◆ **Given records**:

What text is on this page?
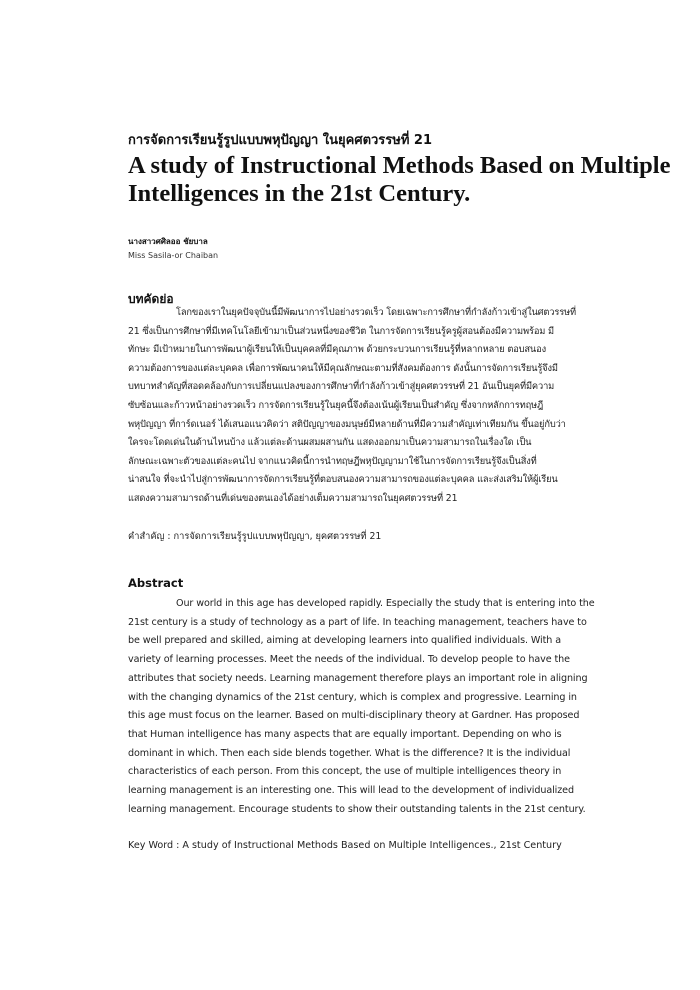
การจัดการเรียนรู้รูปแบบพหุปัญญา ในยุคศตวรรษที่ 21
A study of Instructional Methods Based on Multiple
Intelligences in the 21st Century.
นางสาวศศิลออ ชัยบาล
Miss Sasila-or Chaiban
บทคัดย่อ
โลกของเราในยุคปัจจุบันนี้มีพัฒนาการไปอย่างรวดเร็ว โดยเฉพาะการศึกษาที่กำลังก้าวเข้าสู่ในศตวรรษที่
21 ซึ่งเป็นการศึกษาที่มีเทคโนโลยีเข้ามาเป็นส่วนหนึ่งของชีวิต ในการจัดการเรียนรู้ครูผู้สอนต้องมีความพร้อม มี
ทักษะ มีเป้าหมายในการพัฒนาผู้เรียนให้เป็นบุคคลที่มีคุณภาพ ด้วยกระบวนการเรียนรู้ที่หลากหลาย ตอบสนอง
ความต้องการของแต่ละบุคคล เพื่อการพัฒนาคนให้มีคุณลักษณะตามที่สังคมต้องการ ดังนั้นการจัดการเรียนรู้จึงมี
บทบาทสำคัญที่สอดคล้องกับการเปลี่ยนแปลงของการศึกษาที่กำลังก้าวเข้าสู่ยุคศตวรรษที่ 21 อันเป็นยุคที่มีความ
ซับซ้อนและก้าวหน้าอย่างรวดเร็ว การจัดการเรียนรู้ในยุคนี้จึงต้องเน้นผู้เรียนเป็นสำคัญ ซึ่งจากหลักการทฤษฎี
พหุปัญญา ที่การ์ดเนอร์ ได้เสนอแนวคิดว่า สติปัญญาของมนุษย์มีหลายด้านที่มีความสำคัญเท่าเทียมกัน ขึ้นอยู่กับว่า
ใครจะโดดเด่นในด้านไหนบ้าง แล้วแต่ละด้านผสมผสานกัน แสดงออกมาเป็นความสามารถในเรื่องใด เป็น
ลักษณะเฉพาะตัวของแต่ละคนไป จากแนวคิดนี้การนำทฤษฎีพหุปัญญามาใช้ในการจัดการเรียนรู้จึงเป็นสิ่งที่
น่าสนใจ ที่จะนำไปสู่การพัฒนาการจัดการเรียนรู้ที่ตอบสนองความสามารถของแต่ละบุคคล และส่งเสริมให้ผู้เรียน
แสดงความสามารถด้านที่เด่นของตนเองได้อย่างเต็มความสามารถในยุคศตวรรษที่ 21
คำสำคัญ : การจัดการเรียนรู้รูปแบบพหุปัญญา, ยุคศตวรรษที่ 21
Abstract
Our world in this age has developed rapidly. Especially the study that is entering into the
21st century is a study of technology as a part of life. In teaching management, teachers have to
be well prepared and skilled, aiming at developing learners into qualified individuals. With a
variety of learning processes. Meet the needs of the individual. To develop people to have the
attributes that society needs. Learning management therefore plays an important role in aligning
with the changing dynamics of the 21st century, which is complex and progressive. Learning in
this age must focus on the learner. Based on multi-disciplinary theory at Gardner. Has proposed
that Human intelligence has many aspects that are equally important. Depending on who is
dominant in which. Then each side blends together. What is the difference? It is the individual
characteristics of each person. From this concept, the use of multiple intelligences theory in
learning management is an interesting one. This will lead to the development of individualized
learning management. Encourage students to show their outstanding talents in the 21st century.
Key Word : A study of Instructional Methods Based on Multiple Intelligences., 21st Century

◆ **Directions**: Find the lines holding "าวเข" and list every one.

◆ **Answer to the exercise**:
โลกของเราในยุคปัจจุบันนี้มีพัฒนาการไปอย่างรวดเร็ว โดยเฉพาะการศึกษาที่กำลังก้าวเข้าสู่ในศตวรรษที่
บทบาทสำคัญที่สอดคล้องกับการเปลี่ยนแปลงของการศึกษาที่กำลังก้าวเข้าสู่ยุคศตวรรษที่ 21 อันเป็นยุคที่มีความ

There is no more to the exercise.